▶ **Work to complete**
Write out all of the entries exactly as given.

▶ **Data section**
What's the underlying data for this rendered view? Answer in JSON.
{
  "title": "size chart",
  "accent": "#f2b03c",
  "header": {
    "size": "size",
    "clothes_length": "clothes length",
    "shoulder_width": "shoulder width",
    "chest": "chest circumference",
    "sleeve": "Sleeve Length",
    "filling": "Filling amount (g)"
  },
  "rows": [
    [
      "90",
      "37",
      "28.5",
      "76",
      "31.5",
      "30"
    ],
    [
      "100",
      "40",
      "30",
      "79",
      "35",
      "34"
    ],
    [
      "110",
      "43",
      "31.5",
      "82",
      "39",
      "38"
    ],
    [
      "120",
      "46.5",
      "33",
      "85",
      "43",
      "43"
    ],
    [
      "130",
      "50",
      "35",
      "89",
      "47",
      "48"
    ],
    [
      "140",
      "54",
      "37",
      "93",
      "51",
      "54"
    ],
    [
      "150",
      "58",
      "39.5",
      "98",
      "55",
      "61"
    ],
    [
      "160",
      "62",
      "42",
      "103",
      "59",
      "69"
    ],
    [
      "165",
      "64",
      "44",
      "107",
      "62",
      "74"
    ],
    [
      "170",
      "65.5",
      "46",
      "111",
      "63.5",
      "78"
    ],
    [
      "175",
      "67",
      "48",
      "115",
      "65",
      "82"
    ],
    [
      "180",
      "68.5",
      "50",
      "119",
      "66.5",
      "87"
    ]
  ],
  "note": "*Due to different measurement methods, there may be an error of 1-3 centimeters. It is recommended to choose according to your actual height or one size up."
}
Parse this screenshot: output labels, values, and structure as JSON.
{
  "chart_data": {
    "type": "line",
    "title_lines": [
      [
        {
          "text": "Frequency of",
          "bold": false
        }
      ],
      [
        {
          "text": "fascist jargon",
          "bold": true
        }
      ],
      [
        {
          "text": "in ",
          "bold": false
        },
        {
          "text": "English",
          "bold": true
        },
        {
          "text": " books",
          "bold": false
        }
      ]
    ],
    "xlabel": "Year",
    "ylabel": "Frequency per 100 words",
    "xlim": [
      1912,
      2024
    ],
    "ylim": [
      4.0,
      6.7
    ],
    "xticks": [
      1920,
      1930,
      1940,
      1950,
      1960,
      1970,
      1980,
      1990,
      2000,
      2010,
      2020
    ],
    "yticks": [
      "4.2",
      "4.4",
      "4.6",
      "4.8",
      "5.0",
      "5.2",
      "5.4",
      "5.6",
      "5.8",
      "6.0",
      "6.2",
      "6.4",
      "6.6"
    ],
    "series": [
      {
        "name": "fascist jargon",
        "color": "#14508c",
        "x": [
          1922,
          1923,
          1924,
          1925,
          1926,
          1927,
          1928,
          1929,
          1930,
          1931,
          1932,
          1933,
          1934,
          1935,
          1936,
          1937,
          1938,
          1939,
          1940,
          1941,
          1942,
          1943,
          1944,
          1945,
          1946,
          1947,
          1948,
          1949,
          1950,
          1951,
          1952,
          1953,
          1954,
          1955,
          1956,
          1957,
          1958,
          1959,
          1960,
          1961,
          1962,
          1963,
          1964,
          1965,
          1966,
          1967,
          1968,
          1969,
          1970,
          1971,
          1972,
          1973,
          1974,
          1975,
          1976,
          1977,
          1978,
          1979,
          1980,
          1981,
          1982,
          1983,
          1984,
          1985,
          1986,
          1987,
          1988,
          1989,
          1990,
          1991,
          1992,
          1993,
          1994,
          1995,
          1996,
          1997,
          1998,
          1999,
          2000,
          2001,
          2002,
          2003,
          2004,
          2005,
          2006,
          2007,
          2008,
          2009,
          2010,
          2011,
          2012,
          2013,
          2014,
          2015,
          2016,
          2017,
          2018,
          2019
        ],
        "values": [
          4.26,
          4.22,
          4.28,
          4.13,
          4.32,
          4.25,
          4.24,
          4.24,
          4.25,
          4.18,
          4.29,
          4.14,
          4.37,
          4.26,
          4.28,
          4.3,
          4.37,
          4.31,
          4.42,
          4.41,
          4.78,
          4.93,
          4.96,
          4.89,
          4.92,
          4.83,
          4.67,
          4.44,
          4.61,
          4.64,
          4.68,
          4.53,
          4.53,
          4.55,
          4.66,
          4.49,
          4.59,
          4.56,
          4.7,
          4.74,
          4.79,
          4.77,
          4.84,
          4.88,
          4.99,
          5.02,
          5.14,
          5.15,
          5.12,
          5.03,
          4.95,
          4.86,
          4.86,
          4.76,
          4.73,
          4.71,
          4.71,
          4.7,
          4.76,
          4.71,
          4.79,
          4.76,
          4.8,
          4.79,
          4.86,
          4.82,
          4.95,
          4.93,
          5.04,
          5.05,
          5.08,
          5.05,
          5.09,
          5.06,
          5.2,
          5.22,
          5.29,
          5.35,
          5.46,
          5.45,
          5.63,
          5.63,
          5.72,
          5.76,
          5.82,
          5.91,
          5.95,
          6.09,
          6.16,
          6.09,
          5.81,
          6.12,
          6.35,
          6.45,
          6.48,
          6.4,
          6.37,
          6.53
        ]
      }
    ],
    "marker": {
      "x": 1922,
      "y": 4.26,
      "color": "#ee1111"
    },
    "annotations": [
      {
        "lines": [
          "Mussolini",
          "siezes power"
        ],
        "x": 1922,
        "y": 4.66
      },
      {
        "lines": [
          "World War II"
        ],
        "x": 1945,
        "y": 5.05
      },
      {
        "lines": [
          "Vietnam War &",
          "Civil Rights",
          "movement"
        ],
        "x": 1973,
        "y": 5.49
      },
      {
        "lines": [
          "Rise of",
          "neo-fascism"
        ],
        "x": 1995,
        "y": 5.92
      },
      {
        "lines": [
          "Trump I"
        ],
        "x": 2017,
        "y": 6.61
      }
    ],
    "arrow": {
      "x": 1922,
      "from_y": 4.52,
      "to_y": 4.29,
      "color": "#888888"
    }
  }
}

▶ **Solution**
What's the underlying data for this rendered view? Answer in JSON.
{
  "title": "size chart",
  "accent": "#f2b03c",
  "header": {
    "size": "size",
    "clothes_length": "clothes length",
    "shoulder_width": "shoulder width",
    "chest": "chest circumference",
    "sleeve": "Sleeve Length",
    "filling": "Filling amount (g)"
  },
  "rows": [
    [
      "90",
      "37",
      "28.5",
      "76",
      "31.5",
      "30"
    ],
    [
      "100",
      "40",
      "30",
      "79",
      "35",
      "34"
    ],
    [
      "110",
      "43",
      "31.5",
      "82",
      "39",
      "38"
    ],
    [
      "120",
      "46.5",
      "33",
      "85",
      "43",
      "43"
    ],
    [
      "130",
      "50",
      "35",
      "89",
      "47",
      "48"
    ],
    [
      "140",
      "54",
      "37",
      "93",
      "51",
      "54"
    ],
    [
      "150",
      "58",
      "39.5",
      "98",
      "55",
      "61"
    ],
    [
      "160",
      "62",
      "42",
      "103",
      "59",
      "69"
    ],
    [
      "165",
      "64",
      "44",
      "107",
      "62",
      "74"
    ],
    [
      "170",
      "65.5",
      "46",
      "111",
      "63.5",
      "78"
    ],
    [
      "175",
      "67",
      "48",
      "115",
      "65",
      "82"
    ],
    [
      "180",
      "68.5",
      "50",
      "119",
      "66.5",
      "87"
    ]
  ],
  "note": "*Due to different measurement methods, there may be an error of 1-3 centimeters. It is recommended to choose according to your actual height or one size up."
}
Parse this screenshot: output labels, values, and structure as JSON.
{
  "chart_data": {
    "type": "line",
    "title_lines": [
      [
        {
          "text": "Frequency of",
          "bold": false
        }
      ],
      [
        {
          "text": "fascist jargon",
          "bold": true
        }
      ],
      [
        {
          "text": "in ",
          "bold": false
        },
        {
          "text": "English",
          "bold": true
        },
        {
          "text": " books",
          "bold": false
        }
      ]
    ],
    "xlabel": "Year",
    "ylabel": "Frequency per 100 words",
    "xlim": [
      1912,
      2024
    ],
    "ylim": [
      4.0,
      6.7
    ],
    "xticks": [
      1920,
      1930,
      1940,
      1950,
      1960,
      1970,
      1980,
      1990,
      2000,
      2010,
      2020
    ],
    "yticks": [
      "4.2",
      "4.4",
      "4.6",
      "4.8",
      "5.0",
      "5.2",
      "5.4",
      "5.6",
      "5.8",
      "6.0",
      "6.2",
      "6.4",
      "6.6"
    ],
    "series": [
      {
        "name": "fascist jargon",
        "color": "#14508c",
        "x": [
          1922,
          1923,
          1924,
          1925,
          1926,
          1927,
          1928,
          1929,
          1930,
          1931,
          1932,
          1933,
          1934,
          1935,
          1936,
          1937,
          1938,
          1939,
          1940,
          1941,
          1942,
          1943,
          1944,
          1945,
          1946,
          1947,
          1948,
          1949,
          1950,
          1951,
          1952,
          1953,
          1954,
          1955,
          1956,
          1957,
          1958,
          1959,
          1960,
          1961,
          1962,
          1963,
          1964,
          1965,
          1966,
          1967,
          1968,
          1969,
          1970,
          1971,
          1972,
          1973,
          1974,
          1975,
          1976,
          1977,
          1978,
          1979,
          1980,
          1981,
          1982,
          1983,
          1984,
          1985,
          1986,
          1987,
          1988,
          1989,
          1990,
          1991,
          1992,
          1993,
          1994,
          1995,
          1996,
          1997,
          1998,
          1999,
          2000,
          2001,
          2002,
          2003,
          2004,
          2005,
          2006,
          2007,
          2008,
          2009,
          2010,
          2011,
          2012,
          2013,
          2014,
          2015,
          2016,
          2017,
          2018,
          2019
        ],
        "values": [
          4.26,
          4.22,
          4.28,
          4.13,
          4.32,
          4.25,
          4.24,
          4.24,
          4.25,
          4.18,
          4.29,
          4.14,
          4.37,
          4.26,
          4.28,
          4.3,
          4.37,
          4.31,
          4.42,
          4.41,
          4.78,
          4.93,
          4.96,
          4.89,
          4.92,
          4.83,
          4.67,
          4.44,
          4.61,
          4.64,
          4.68,
          4.53,
          4.53,
          4.55,
          4.66,
          4.49,
          4.59,
          4.56,
          4.7,
          4.74,
          4.79,
          4.77,
          4.84,
          4.88,
          4.99,
          5.02,
          5.14,
          5.15,
          5.12,
          5.03,
          4.95,
          4.86,
          4.86,
          4.76,
          4.73,
          4.71,
          4.71,
          4.7,
          4.76,
          4.71,
          4.79,
          4.76,
          4.8,
          4.79,
          4.86,
          4.82,
          4.95,
          4.93,
          5.04,
          5.05,
          5.08,
          5.05,
          5.09,
          5.06,
          5.2,
          5.22,
          5.29,
          5.35,
          5.46,
          5.45,
          5.63,
          5.63,
          5.72,
          5.76,
          5.82,
          5.91,
          5.95,
          6.09,
          6.16,
          6.09,
          5.81,
          6.12,
          6.35,
          6.45,
          6.48,
          6.4,
          6.37,
          6.53
        ]
      }
    ],
    "marker": {
      "x": 1922,
      "y": 4.26,
      "color": "#ee1111"
    },
    "annotations": [
      {
        "lines": [
          "Mussolini",
          "siezes power"
        ],
        "x": 1922,
        "y": 4.66
      },
      {
        "lines": [
          "World War II"
        ],
        "x": 1945,
        "y": 5.05
      },
      {
        "lines": [
          "Vietnam War &",
          "Civil Rights",
          "movement"
        ],
        "x": 1973,
        "y": 5.49
      },
      {
        "lines": [
          "Rise of",
          "neo-fascism"
        ],
        "x": 1995,
        "y": 5.92
      },
      {
        "lines": [
          "Trump I"
        ],
        "x": 2017,
        "y": 6.61
      }
    ],
    "arrow": {
      "x": 1922,
      "from_y": 4.52,
      "to_y": 4.29,
      "color": "#888888"
    }
  }
}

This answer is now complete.